#### Entries shown
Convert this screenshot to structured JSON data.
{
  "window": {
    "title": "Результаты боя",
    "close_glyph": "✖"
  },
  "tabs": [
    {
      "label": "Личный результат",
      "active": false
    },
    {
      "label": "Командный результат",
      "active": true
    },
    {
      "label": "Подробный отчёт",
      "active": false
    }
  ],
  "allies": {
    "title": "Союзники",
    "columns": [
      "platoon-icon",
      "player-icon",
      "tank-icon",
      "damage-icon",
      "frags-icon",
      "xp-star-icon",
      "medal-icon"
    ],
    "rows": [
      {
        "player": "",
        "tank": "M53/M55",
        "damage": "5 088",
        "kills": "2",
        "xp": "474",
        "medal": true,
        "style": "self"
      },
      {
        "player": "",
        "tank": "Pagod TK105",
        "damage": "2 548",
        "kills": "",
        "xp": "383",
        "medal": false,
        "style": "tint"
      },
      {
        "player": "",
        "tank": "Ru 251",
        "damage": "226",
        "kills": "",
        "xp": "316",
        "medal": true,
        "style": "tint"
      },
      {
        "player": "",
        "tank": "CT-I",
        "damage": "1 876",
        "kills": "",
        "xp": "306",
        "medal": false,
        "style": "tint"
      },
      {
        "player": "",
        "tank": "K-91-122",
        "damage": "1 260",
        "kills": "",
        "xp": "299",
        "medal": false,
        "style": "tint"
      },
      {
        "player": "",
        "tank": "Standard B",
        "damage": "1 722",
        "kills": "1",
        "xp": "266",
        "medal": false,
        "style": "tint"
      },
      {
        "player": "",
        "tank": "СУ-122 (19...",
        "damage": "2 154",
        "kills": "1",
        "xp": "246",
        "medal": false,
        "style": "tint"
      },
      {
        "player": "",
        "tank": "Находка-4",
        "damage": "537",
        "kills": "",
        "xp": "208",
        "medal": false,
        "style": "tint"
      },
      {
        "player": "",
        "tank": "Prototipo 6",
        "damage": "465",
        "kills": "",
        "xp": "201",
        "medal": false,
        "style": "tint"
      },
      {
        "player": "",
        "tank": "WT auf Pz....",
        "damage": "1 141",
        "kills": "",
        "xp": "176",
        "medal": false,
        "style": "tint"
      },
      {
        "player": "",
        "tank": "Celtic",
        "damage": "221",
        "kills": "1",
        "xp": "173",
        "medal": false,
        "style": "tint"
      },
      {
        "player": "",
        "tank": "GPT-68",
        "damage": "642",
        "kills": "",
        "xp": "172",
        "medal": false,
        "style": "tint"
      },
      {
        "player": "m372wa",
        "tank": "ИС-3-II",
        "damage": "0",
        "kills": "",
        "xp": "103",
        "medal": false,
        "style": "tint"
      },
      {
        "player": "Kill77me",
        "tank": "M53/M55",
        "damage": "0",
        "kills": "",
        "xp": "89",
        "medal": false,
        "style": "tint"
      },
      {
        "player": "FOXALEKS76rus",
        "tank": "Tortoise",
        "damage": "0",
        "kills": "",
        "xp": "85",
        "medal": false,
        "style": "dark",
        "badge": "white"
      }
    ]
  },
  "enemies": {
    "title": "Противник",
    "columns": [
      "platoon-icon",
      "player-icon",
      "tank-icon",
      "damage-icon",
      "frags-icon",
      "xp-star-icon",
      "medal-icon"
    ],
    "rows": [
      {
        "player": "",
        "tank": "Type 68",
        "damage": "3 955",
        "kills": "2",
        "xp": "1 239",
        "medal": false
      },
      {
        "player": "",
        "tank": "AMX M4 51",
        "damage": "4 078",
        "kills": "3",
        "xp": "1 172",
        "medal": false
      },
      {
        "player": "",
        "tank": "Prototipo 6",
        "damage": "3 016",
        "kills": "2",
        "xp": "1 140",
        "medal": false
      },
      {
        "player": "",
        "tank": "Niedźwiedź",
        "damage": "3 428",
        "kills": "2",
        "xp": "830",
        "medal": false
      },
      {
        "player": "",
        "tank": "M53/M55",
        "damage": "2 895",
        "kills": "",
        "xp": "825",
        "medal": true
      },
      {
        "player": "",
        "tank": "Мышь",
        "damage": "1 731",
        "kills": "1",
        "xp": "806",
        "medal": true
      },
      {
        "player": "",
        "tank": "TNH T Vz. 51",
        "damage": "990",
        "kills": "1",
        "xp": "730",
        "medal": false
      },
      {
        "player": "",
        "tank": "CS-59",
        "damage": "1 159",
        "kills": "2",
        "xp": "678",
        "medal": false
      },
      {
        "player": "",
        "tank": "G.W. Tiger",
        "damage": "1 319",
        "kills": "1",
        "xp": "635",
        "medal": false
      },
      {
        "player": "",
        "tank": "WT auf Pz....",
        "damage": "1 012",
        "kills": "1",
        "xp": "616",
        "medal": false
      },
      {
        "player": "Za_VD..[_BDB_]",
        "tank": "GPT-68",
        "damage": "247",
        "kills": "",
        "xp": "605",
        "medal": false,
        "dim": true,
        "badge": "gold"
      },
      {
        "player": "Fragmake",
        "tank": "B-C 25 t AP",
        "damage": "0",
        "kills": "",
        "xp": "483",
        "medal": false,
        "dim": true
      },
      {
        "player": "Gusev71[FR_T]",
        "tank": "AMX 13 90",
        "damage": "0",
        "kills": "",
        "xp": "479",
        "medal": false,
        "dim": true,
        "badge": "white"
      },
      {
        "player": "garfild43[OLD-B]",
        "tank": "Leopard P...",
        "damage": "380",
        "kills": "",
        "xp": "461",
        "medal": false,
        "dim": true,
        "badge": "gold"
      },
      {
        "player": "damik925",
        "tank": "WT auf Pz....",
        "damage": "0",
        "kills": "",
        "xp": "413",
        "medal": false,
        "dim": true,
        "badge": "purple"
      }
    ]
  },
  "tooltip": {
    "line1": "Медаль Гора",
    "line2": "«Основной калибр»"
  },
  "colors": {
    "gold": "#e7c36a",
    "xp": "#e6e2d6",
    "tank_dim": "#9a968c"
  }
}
########
Objective: Copy the data above exactly. Every line must be included.

Response to the task:
Convert this screenshot to structured JSON data.
{
  "window": {
    "title": "Результаты боя",
    "close_glyph": "✖"
  },
  "tabs": [
    {
      "label": "Личный результат",
      "active": false
    },
    {
      "label": "Командный результат",
      "active": true
    },
    {
      "label": "Подробный отчёт",
      "active": false
    }
  ],
  "allies": {
    "title": "Союзники",
    "columns": [
      "platoon-icon",
      "player-icon",
      "tank-icon",
      "damage-icon",
      "frags-icon",
      "xp-star-icon",
      "medal-icon"
    ],
    "rows": [
      {
        "player": "",
        "tank": "M53/M55",
        "damage": "5 088",
        "kills": "2",
        "xp": "474",
        "medal": true,
        "style": "self"
      },
      {
        "player": "",
        "tank": "Pagod TK105",
        "damage": "2 548",
        "kills": "",
        "xp": "383",
        "medal": false,
        "style": "tint"
      },
      {
        "player": "",
        "tank": "Ru 251",
        "damage": "226",
        "kills": "",
        "xp": "316",
        "medal": true,
        "style": "tint"
      },
      {
        "player": "",
        "tank": "CT-I",
        "damage": "1 876",
        "kills": "",
        "xp": "306",
        "medal": false,
        "style": "tint"
      },
      {
        "player": "",
        "tank": "K-91-122",
        "damage": "1 260",
        "kills": "",
        "xp": "299",
        "medal": false,
        "style": "tint"
      },
      {
        "player": "",
        "tank": "Standard B",
        "damage": "1 722",
        "kills": "1",
        "xp": "266",
        "medal": false,
        "style": "tint"
      },
      {
        "player": "",
        "tank": "СУ-122 (19...",
        "damage": "2 154",
        "kills": "1",
        "xp": "246",
        "medal": false,
        "style": "tint"
      },
      {
        "player": "",
        "tank": "Находка-4",
        "damage": "537",
        "kills": "",
        "xp": "208",
        "medal": false,
        "style": "tint"
      },
      {
        "player": "",
        "tank": "Prototipo 6",
        "damage": "465",
        "kills": "",
        "xp": "201",
        "medal": false,
        "style": "tint"
      },
      {
        "player": "",
        "tank": "WT auf Pz....",
        "damage": "1 141",
        "kills": "",
        "xp": "176",
        "medal": false,
        "style": "tint"
      },
      {
        "player": "",
        "tank": "Celtic",
        "damage": "221",
        "kills": "1",
        "xp": "173",
        "medal": false,
        "style": "tint"
      },
      {
        "player": "",
        "tank": "GPT-68",
        "damage": "642",
        "kills": "",
        "xp": "172",
        "medal": false,
        "style": "tint"
      },
      {
        "player": "m372wa",
        "tank": "ИС-3-II",
        "damage": "0",
        "kills": "",
        "xp": "103",
        "medal": false,
        "style": "tint"
      },
      {
        "player": "Kill77me",
        "tank": "M53/M55",
        "damage": "0",
        "kills": "",
        "xp": "89",
        "medal": false,
        "style": "tint"
      },
      {
        "player": "FOXALEKS76rus",
        "tank": "Tortoise",
        "damage": "0",
        "kills": "",
        "xp": "85",
        "medal": false,
        "style": "dark",
        "badge": "white"
      }
    ]
  },
  "enemies": {
    "title": "Противник",
    "columns": [
      "platoon-icon",
      "player-icon",
      "tank-icon",
      "damage-icon",
      "frags-icon",
      "xp-star-icon",
      "medal-icon"
    ],
    "rows": [
      {
        "player": "",
        "tank": "Type 68",
        "damage": "3 955",
        "kills": "2",
        "xp": "1 239",
        "medal": false
      },
      {
        "player": "",
        "tank": "AMX M4 51",
        "damage": "4 078",
        "kills": "3",
        "xp": "1 172",
        "medal": false
      },
      {
        "player": "",
        "tank": "Prototipo 6",
        "damage": "3 016",
        "kills": "2",
        "xp": "1 140",
        "medal": false
      },
      {
        "player": "",
        "tank": "Niedźwiedź",
        "damage": "3 428",
        "kills": "2",
        "xp": "830",
        "medal": false
      },
      {
        "player": "",
        "tank": "M53/M55",
        "damage": "2 895",
        "kills": "",
        "xp": "825",
        "medal": true
      },
      {
        "player": "",
        "tank": "Мышь",
        "damage": "1 731",
        "kills": "1",
        "xp": "806",
        "medal": true
      },
      {
        "player": "",
        "tank": "TNH T Vz. 51",
        "damage": "990",
        "kills": "1",
        "xp": "730",
        "medal": false
      },
      {
        "player": "",
        "tank": "CS-59",
        "damage": "1 159",
        "kills": "2",
        "xp": "678",
        "medal": false
      },
      {
        "player": "",
        "tank": "G.W. Tiger",
        "damage": "1 319",
        "kills": "1",
        "xp": "635",
        "medal": false
      },
      {
        "player": "",
        "tank": "WT auf Pz....",
        "damage": "1 012",
        "kills": "1",
        "xp": "616",
        "medal": false
      },
      {
        "player": "Za_VD..[_BDB_]",
        "tank": "GPT-68",
        "damage": "247",
        "kills": "",
        "xp": "605",
        "medal": false,
        "dim": true,
        "badge": "gold"
      },
      {
        "player": "Fragmake",
        "tank": "B-C 25 t AP",
        "damage": "0",
        "kills": "",
        "xp": "483",
        "medal": false,
        "dim": true
      },
      {
        "player": "Gusev71[FR_T]",
        "tank": "AMX 13 90",
        "damage": "0",
        "kills": "",
        "xp": "479",
        "medal": false,
        "dim": true,
        "badge": "white"
      },
      {
        "player": "garfild43[OLD-B]",
        "tank": "Leopard P...",
        "damage": "380",
        "kills": "",
        "xp": "461",
        "medal": false,
        "dim": true,
        "badge": "gold"
      },
      {
        "player": "damik925",
        "tank": "WT auf Pz....",
        "damage": "0",
        "kills": "",
        "xp": "413",
        "medal": false,
        "dim": true,
        "badge": "purple"
      }
    ]
  },
  "tooltip": {
    "line1": "Медаль Гора",
    "line2": "«Основной калибр»"
  },
  "colors": {
    "gold": "#e7c36a",
    "xp": "#e6e2d6",
    "tank_dim": "#9a968c"
  }
}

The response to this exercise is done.